Text block:
⁂

Philip Hart took me into the yard to see them up close. The pure wolf, a waist-high male, ran at me. He was a lithe seventy-five pounds, not especially large for a wolf, but bigger than most dogs. I offered him a smell of my closed hand, as I would a strange dog. His perfect teeth were white, not even slightly yellow, and his coat was an unbroken white too. He took my hand in his mouth and held it there. The point of one long canine tooth rested on the knuckle of my forefinger, and further back another tooth clicked against my wedding band. I told him how handsome he was. His mouth had no trouble accommodating my fist. I took a good look at the carnassial teeth on the side of his jaw, the specialized ones with which a wolf shears meat from a carcass. I didn’t think he would have much trouble removing my hand.
“He’s being friendly,” Hart said. “If he wanted to hurt you, he would have come at you with his mouth closed.” The wolf released my hand and put his fore-paws on my chest, standing on his hind legs to look me in the eye. I thought I should have been terrified, but I wasn’t. I could read the wolf’s body language. It was the same language dogs use, a language people read without thinking about it. Posture, tail, ears, and hackles had told me I was never in danger.
Eventually I got around to asking my host about the danger of wolf-dog hybrids. He raised and sold hybrid pups. Hybrids had been in the news because a few had killed human children. States were passing laws to limit the percentage of wolf blood allowed in a pet.
“That’s the wrong idea,” he said. “People think the hybrid goes crazy and kills because the wild wolf genes eventually express themselves. But wolves don’t kill people; dogs do.” He was right. In the United States, domestic dogs kill more people than rattlesnakes, venomous spiders, stinging insects, bears, or sharks. Dogs, in fact, are second only to humans as killers of humans. Pure wolves, wild or captive, kill people so rarely it’s hard to find authentic cases. Of all the dangerous animals that are supposed to fear humans innately, the wolf is the one whose fear has been documented. Scientists tracking the movements of wolves find they sometimes abandon great tracts of land so they’ll never have to cross a human scent trail.

⁂

Assigned task:
Reproduce word for word the stretch of the wolf passage above from "Eventually I got" through "allowed in a pet.".

⁂

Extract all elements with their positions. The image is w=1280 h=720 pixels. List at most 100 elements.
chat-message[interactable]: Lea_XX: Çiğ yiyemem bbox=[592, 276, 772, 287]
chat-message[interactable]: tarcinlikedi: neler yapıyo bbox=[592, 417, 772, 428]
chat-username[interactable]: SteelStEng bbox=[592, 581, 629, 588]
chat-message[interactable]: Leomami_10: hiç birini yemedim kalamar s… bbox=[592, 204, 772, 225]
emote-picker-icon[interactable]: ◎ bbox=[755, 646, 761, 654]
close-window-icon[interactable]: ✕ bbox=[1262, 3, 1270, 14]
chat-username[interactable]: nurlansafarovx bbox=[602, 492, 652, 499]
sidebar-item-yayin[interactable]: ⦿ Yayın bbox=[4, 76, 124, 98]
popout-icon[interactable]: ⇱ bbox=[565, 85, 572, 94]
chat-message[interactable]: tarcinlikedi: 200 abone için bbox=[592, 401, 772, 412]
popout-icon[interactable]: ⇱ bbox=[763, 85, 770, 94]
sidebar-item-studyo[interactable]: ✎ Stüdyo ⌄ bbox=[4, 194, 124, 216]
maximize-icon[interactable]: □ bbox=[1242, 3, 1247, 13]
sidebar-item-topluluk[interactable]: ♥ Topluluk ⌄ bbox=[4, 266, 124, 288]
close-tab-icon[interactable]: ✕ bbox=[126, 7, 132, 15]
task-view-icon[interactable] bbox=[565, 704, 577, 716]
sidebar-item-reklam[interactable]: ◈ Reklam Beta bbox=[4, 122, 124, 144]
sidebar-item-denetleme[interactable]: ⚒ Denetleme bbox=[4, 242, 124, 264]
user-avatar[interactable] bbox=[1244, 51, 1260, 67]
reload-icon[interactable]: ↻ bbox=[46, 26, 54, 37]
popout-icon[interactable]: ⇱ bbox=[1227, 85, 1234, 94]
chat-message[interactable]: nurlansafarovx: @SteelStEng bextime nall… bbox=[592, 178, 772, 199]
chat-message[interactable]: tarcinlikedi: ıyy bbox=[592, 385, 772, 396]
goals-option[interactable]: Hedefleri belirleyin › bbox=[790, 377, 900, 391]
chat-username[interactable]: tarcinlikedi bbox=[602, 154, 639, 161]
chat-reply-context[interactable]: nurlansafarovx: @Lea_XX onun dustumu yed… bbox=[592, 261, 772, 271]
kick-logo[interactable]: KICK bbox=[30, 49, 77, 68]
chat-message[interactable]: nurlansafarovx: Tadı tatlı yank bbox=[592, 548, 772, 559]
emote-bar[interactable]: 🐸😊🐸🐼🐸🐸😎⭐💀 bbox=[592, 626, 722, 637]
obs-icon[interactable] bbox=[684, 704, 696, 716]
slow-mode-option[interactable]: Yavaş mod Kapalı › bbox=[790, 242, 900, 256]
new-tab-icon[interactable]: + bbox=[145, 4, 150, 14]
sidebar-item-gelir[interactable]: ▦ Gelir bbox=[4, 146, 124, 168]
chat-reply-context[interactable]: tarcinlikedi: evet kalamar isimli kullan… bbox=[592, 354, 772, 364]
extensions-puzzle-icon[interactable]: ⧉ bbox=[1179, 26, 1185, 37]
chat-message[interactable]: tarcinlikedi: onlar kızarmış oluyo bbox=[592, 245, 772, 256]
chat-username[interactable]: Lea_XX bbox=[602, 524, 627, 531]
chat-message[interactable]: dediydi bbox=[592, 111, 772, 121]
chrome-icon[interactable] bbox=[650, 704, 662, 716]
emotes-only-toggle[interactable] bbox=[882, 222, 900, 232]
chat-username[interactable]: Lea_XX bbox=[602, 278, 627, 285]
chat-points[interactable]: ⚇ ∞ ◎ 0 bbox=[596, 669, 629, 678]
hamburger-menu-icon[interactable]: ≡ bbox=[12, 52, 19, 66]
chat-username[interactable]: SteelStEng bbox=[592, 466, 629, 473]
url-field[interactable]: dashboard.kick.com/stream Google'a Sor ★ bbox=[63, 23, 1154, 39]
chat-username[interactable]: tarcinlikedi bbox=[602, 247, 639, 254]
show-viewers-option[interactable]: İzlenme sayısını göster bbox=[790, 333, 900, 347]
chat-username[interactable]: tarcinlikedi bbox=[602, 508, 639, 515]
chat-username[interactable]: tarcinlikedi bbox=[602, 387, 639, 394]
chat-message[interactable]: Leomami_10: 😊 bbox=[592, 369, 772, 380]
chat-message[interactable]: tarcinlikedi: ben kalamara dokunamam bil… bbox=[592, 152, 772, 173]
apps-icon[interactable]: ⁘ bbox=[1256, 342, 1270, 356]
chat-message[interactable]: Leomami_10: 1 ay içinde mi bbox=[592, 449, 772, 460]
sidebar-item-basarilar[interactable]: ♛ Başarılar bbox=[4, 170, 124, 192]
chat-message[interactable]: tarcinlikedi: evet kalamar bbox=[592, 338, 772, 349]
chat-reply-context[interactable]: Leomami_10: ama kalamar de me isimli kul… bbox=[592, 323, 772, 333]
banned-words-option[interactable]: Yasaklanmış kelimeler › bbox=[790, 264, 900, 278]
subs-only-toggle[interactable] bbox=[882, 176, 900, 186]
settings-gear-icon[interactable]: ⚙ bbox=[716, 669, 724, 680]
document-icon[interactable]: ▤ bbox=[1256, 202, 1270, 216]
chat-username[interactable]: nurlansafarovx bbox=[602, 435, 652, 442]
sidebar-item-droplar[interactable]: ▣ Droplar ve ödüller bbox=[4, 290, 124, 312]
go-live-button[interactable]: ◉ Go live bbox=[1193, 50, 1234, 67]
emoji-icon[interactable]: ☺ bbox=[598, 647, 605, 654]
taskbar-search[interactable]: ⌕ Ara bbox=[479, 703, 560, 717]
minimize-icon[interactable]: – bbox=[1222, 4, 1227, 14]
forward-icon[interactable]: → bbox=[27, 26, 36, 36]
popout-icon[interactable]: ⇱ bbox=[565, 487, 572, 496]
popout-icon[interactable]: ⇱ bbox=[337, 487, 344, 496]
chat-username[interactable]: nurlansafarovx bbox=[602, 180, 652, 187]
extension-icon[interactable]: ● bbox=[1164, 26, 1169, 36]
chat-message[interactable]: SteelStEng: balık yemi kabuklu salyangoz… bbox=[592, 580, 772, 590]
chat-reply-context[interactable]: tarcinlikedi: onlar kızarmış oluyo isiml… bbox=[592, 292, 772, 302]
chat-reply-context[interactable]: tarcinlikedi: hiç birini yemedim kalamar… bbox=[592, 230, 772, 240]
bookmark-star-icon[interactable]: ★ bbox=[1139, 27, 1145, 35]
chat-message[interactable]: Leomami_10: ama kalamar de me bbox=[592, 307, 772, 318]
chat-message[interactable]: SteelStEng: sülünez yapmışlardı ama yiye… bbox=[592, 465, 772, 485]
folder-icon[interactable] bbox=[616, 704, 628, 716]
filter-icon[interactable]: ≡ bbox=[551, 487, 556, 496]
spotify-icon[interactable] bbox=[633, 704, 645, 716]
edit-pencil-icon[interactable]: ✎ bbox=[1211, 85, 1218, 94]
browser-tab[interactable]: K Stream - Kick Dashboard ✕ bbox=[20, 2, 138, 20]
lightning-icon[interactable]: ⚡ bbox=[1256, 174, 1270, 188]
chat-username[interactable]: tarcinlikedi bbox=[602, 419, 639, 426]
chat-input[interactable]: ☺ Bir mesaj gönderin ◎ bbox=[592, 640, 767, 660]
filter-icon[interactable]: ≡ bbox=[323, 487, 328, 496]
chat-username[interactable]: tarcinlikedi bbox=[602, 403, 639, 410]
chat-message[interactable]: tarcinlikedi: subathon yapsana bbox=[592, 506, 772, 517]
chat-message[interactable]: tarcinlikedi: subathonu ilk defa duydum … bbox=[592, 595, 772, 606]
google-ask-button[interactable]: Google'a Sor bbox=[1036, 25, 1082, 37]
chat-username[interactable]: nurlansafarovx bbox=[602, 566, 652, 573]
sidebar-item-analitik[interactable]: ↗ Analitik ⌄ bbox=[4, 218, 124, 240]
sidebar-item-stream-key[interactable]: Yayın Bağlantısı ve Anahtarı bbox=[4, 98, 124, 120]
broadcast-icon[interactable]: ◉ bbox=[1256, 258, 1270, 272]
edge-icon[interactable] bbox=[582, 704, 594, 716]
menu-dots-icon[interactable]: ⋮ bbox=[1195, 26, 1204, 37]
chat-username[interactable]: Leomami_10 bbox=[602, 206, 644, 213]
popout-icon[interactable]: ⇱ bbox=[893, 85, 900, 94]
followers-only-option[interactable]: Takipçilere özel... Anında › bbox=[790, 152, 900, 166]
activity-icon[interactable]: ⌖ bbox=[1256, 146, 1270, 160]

⁂

Task result:
Eventually I got around to asking my host about the danger of wolf-dog hybrids. He raised and sold hybrid pups. Hybrids had been in the news because a few had killed human children. States were passing laws to limit the percentage of wolf blood allowed in a pet.